BEGIN Material for this task
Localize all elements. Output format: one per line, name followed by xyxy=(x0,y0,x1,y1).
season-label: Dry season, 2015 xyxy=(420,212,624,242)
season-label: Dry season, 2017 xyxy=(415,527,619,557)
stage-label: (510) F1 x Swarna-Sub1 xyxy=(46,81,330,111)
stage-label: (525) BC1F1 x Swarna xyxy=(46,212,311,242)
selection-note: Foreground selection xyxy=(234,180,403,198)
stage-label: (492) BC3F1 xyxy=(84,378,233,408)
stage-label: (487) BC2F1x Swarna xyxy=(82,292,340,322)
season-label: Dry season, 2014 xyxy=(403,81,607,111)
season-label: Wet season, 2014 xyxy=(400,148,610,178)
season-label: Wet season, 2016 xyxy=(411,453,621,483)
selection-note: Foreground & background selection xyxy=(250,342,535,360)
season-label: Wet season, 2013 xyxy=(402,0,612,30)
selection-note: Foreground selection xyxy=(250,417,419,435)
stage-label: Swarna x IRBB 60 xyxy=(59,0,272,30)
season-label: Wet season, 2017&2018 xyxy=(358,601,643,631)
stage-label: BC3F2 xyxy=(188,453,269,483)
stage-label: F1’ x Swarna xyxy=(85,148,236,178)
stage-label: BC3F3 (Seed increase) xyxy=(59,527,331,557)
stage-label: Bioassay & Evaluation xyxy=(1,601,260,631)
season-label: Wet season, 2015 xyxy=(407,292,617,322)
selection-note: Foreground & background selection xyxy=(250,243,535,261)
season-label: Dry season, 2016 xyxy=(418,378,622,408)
END Material for this task
● Work to be completed: Your answer should be every line from the material above in which the word "background" appears.

● Expected answer:
selection-note: Foreground & background selection xyxy=(250,342,535,360)
selection-note: Foreground & background selection xyxy=(250,243,535,261)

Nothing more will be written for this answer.